It does not sound a particularly propitious event. But luckily, it resulted in a satellite that is anomalously big in comparison to its parent planet. There is nothing else like it in the solar system, where satellites are relatively small bodies that either accreted slowly from orbiting debris or were captured in passing. Elsewhere it seems a similar story. Giant collisions in other solar systems would produce abundant dust visible to the infrared Spitzer Space Telescope, but although a few such dusty systems have been found, collisions big enough to produce something like the moon seem to happen in only 5 to 10 per cent of solar systems – with the number of instances where this has actually happened considerably smaller even than that (The Astrophysical Journal, vol 670, p 516).

Given information:
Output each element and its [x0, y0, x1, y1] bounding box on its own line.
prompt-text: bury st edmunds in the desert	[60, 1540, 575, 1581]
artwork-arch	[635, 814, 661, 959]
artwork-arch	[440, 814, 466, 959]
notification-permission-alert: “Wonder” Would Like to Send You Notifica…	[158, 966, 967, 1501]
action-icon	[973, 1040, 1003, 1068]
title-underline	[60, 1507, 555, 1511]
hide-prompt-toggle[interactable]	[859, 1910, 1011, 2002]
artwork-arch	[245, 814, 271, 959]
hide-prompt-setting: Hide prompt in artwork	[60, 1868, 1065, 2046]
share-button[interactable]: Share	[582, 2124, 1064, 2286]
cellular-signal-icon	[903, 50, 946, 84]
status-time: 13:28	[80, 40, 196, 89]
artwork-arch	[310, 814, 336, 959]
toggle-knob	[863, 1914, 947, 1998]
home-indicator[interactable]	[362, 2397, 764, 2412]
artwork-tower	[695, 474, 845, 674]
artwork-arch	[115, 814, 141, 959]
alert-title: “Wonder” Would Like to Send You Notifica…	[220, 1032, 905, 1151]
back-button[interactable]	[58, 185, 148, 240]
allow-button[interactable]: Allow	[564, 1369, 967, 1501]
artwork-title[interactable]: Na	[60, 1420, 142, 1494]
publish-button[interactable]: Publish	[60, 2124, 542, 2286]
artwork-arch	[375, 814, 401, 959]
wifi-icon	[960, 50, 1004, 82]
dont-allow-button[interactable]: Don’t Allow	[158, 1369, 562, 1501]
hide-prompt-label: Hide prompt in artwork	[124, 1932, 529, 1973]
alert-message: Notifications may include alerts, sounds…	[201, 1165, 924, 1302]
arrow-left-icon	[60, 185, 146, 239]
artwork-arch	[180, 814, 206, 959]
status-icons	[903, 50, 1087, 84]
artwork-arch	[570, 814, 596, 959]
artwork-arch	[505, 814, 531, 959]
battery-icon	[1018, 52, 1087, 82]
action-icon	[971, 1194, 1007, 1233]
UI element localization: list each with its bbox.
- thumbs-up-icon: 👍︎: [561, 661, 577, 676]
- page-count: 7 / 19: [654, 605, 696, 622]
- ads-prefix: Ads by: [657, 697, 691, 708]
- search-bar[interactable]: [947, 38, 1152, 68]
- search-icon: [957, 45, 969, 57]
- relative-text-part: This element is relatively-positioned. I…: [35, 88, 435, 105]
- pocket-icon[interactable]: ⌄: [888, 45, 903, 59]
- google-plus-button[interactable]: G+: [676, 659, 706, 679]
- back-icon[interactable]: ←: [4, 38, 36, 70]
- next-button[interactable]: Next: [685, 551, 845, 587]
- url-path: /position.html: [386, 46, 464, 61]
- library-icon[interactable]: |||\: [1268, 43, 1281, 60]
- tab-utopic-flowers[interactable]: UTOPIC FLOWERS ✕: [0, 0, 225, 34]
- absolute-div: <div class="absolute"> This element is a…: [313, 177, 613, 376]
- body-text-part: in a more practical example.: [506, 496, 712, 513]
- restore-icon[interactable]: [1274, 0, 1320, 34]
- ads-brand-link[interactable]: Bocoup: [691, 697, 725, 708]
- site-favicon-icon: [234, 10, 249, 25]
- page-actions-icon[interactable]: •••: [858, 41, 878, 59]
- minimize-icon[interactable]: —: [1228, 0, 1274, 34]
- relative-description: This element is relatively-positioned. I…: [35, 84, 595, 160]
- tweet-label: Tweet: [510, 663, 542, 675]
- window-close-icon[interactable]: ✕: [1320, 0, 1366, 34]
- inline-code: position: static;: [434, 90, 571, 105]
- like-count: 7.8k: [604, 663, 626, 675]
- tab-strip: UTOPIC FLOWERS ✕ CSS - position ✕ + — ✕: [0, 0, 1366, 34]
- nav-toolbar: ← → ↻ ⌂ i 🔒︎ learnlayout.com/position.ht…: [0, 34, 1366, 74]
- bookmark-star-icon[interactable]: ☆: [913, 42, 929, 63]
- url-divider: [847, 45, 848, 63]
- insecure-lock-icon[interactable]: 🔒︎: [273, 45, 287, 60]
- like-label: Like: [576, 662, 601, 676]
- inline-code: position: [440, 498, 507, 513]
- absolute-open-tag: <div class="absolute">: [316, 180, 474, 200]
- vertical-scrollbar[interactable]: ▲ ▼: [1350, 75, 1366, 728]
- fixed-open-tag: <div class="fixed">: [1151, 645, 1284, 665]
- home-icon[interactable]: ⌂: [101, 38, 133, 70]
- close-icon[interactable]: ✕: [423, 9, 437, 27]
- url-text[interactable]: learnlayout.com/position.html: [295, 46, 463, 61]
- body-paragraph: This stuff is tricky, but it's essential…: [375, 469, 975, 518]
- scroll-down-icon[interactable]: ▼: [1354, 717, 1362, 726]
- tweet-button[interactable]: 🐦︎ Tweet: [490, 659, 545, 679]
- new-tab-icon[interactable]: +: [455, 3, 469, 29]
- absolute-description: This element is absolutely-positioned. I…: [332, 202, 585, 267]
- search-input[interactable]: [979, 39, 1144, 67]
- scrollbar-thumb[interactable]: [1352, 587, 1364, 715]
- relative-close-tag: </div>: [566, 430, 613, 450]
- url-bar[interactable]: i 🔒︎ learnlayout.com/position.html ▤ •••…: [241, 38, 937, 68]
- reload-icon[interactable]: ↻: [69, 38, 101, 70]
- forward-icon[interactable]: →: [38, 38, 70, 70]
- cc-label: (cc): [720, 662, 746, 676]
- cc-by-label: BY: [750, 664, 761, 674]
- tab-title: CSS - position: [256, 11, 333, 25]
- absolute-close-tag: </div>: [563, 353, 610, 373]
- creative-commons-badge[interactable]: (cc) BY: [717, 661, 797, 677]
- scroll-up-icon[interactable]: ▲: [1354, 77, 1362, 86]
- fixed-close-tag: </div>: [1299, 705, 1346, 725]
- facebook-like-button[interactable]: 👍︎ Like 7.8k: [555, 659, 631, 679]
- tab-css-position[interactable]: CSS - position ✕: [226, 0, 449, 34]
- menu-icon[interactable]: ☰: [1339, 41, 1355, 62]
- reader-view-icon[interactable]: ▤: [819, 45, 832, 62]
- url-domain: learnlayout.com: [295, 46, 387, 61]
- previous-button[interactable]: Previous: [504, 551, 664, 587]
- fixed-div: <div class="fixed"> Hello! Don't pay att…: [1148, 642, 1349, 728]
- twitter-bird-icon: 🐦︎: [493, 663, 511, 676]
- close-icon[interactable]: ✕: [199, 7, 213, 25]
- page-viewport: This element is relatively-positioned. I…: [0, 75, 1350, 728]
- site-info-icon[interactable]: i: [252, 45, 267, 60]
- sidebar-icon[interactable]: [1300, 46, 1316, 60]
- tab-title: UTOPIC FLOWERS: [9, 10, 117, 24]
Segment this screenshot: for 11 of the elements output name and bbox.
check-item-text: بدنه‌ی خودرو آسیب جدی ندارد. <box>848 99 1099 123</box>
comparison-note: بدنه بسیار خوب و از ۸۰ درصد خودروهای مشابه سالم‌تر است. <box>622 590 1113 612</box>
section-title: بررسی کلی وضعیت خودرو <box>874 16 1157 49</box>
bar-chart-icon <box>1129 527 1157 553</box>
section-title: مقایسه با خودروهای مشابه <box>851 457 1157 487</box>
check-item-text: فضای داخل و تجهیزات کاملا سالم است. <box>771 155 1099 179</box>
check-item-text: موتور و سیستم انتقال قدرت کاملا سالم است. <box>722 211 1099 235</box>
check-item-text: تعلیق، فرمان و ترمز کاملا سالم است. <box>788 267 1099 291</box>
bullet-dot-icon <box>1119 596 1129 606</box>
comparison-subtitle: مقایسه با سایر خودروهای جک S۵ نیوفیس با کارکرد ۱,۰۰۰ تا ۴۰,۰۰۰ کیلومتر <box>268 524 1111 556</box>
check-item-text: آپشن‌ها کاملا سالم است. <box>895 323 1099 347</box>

Task instructions:
[1] List every number written in digits in the passage about how the moon formed, in the order they appear.
[2] Resume the passage about how the moon formed, picking up right after its last sentence.
The lines that come after the passage aren't needed for anything here.

Answers for the tasks:
[1] 5, 10, 670, 516

[2]
Why does this matter? Because the moon’s size provides a steadying gravitational hand that helps to stabilise the tilt, or “obliquity”, of Earth’s axis. That prevents wild changes in the pattern of solar heating on the planet’s surface that could lead to extreme climate swings, including frequent periods where the whole planet freezes over. That’s a big deal for us. “Conditions might be bad for complex land-based life if there were no moon and obliquity varied significantly,” says , a planetary scientist at Princeton University.
Earth might still have spawned life without its outsize moon – even with a frozen surface, the water beneath could offer a decent habitat for sea creatures, Spiegel says. It’s just unlikely that we would be around to appreciate it.